§ **Prompt**
In the listing below, count each line containing "from" and answer with the count only.

(Figure dataset records)

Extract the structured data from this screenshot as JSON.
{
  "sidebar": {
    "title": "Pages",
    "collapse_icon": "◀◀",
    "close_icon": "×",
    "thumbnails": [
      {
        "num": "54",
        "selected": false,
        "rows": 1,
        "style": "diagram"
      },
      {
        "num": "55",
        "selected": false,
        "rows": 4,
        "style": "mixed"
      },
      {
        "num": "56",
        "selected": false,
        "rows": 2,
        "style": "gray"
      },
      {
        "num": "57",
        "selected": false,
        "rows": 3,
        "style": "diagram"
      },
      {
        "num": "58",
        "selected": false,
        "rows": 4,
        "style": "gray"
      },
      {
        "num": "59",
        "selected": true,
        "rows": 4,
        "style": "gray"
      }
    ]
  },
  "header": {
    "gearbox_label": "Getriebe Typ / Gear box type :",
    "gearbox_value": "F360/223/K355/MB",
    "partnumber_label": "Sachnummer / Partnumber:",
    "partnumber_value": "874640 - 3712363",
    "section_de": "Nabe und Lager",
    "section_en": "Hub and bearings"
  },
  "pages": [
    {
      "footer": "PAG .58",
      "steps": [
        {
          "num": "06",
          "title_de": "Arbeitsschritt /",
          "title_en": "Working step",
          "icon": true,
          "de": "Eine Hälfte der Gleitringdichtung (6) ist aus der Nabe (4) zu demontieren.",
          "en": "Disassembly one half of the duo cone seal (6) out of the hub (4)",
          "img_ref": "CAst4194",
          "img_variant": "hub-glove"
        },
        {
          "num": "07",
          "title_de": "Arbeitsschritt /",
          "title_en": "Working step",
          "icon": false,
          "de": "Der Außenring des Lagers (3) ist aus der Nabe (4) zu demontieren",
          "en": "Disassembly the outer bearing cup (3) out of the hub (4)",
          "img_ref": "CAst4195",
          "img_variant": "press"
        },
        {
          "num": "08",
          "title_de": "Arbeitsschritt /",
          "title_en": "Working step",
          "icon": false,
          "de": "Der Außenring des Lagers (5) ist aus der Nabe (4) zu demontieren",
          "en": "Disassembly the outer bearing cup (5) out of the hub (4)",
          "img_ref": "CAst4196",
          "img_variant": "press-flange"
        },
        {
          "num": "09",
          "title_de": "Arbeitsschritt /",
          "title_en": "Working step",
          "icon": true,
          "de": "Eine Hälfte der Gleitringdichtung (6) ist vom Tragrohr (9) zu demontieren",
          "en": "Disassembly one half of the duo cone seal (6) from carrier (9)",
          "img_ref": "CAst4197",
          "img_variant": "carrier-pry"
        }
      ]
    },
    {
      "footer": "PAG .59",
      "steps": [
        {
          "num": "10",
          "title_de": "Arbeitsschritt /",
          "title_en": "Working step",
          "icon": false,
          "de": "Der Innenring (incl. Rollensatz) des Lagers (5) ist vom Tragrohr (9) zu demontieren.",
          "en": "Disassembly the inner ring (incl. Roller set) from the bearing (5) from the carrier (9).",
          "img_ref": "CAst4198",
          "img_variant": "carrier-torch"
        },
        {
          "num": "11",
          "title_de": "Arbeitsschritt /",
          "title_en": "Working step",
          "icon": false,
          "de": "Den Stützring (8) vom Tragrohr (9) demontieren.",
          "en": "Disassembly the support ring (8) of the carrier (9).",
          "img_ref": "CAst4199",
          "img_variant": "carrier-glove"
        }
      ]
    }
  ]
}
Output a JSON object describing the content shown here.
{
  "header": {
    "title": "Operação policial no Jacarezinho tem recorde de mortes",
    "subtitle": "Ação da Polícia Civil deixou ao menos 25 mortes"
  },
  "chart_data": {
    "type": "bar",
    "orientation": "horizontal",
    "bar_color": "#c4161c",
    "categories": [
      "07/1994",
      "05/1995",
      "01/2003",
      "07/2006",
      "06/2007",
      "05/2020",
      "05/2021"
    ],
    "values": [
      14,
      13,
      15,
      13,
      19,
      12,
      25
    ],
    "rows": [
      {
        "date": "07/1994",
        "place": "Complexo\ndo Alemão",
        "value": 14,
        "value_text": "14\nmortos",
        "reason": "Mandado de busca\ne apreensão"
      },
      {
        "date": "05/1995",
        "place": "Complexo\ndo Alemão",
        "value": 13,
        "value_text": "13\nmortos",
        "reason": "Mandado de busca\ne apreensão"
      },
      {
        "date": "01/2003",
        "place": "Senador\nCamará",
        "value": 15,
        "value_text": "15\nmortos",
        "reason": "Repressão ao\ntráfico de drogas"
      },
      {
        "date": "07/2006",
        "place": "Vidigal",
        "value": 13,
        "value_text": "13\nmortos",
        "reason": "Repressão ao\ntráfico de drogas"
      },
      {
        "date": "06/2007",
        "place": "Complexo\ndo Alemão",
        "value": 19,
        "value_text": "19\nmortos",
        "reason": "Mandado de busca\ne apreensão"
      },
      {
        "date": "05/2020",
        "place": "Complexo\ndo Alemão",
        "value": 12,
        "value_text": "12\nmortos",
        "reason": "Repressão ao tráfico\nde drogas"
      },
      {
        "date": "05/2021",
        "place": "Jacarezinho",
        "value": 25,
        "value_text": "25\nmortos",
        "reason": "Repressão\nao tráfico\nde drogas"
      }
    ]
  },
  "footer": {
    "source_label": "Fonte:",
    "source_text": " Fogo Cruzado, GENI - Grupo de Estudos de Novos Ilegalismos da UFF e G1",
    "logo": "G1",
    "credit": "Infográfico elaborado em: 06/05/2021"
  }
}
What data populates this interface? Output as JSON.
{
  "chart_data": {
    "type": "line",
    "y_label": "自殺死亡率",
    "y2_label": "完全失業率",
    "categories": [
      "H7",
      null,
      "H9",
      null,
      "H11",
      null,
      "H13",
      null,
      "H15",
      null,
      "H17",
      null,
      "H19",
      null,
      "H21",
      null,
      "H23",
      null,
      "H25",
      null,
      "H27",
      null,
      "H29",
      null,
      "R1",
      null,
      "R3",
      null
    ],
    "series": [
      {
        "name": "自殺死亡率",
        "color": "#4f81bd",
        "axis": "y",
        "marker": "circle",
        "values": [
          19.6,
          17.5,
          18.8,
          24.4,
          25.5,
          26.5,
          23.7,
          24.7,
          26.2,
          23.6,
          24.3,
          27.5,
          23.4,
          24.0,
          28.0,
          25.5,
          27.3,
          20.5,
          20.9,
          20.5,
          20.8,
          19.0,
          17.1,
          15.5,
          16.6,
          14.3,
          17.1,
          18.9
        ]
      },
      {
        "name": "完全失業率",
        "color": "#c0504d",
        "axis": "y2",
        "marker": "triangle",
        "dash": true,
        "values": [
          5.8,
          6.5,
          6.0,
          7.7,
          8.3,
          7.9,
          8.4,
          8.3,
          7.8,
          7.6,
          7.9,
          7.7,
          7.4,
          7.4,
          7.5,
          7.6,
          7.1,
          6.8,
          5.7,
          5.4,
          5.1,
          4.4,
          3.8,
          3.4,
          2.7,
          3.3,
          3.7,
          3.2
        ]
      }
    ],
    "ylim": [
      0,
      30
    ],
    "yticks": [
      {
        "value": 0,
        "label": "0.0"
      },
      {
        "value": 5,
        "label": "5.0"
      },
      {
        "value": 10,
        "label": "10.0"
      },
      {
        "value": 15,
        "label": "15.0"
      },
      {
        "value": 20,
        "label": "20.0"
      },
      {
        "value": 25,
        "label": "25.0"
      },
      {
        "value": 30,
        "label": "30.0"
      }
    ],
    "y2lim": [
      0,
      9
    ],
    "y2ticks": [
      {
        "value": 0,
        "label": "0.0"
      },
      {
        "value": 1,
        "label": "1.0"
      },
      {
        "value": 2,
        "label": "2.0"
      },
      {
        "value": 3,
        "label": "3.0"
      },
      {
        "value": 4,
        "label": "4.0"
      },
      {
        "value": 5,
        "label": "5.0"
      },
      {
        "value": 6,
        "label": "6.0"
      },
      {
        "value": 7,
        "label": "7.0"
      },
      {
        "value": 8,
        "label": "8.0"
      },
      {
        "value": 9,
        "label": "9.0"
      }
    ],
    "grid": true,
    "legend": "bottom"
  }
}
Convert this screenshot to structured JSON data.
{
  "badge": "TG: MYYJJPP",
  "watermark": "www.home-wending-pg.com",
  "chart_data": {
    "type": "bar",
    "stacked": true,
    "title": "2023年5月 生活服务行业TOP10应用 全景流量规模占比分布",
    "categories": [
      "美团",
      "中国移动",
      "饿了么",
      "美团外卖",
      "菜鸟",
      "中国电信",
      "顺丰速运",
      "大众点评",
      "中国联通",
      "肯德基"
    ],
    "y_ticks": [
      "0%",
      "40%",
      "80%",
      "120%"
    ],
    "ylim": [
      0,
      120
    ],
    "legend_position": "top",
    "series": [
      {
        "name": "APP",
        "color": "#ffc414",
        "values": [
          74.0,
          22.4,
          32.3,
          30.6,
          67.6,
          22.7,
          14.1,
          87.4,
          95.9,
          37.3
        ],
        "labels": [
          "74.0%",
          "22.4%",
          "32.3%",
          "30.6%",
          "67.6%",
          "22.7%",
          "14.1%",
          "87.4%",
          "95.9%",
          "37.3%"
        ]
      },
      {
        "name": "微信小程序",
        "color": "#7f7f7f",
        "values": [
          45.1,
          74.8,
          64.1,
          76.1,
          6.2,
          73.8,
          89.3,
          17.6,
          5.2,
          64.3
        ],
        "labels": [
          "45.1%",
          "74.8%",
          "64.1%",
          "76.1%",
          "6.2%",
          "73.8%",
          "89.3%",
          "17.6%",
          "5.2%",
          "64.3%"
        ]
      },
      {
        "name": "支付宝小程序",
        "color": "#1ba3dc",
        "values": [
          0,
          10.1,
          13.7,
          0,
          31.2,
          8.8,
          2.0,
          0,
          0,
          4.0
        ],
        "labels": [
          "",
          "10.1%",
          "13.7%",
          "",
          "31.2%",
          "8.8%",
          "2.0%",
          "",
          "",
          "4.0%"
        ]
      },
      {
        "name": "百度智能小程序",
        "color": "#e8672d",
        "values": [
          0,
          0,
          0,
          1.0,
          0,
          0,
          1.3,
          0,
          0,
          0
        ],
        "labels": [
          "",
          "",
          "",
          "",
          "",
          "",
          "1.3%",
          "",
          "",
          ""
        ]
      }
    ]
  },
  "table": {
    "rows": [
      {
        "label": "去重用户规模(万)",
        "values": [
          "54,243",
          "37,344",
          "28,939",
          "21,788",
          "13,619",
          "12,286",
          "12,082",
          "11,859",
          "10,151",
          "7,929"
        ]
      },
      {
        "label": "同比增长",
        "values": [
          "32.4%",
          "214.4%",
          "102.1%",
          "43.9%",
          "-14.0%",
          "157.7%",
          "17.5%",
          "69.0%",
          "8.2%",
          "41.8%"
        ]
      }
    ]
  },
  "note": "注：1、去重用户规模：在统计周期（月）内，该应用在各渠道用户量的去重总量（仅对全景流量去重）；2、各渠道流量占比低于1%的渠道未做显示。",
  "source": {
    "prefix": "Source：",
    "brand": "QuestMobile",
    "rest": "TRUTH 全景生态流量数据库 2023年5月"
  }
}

§ **Answer to the problem**
3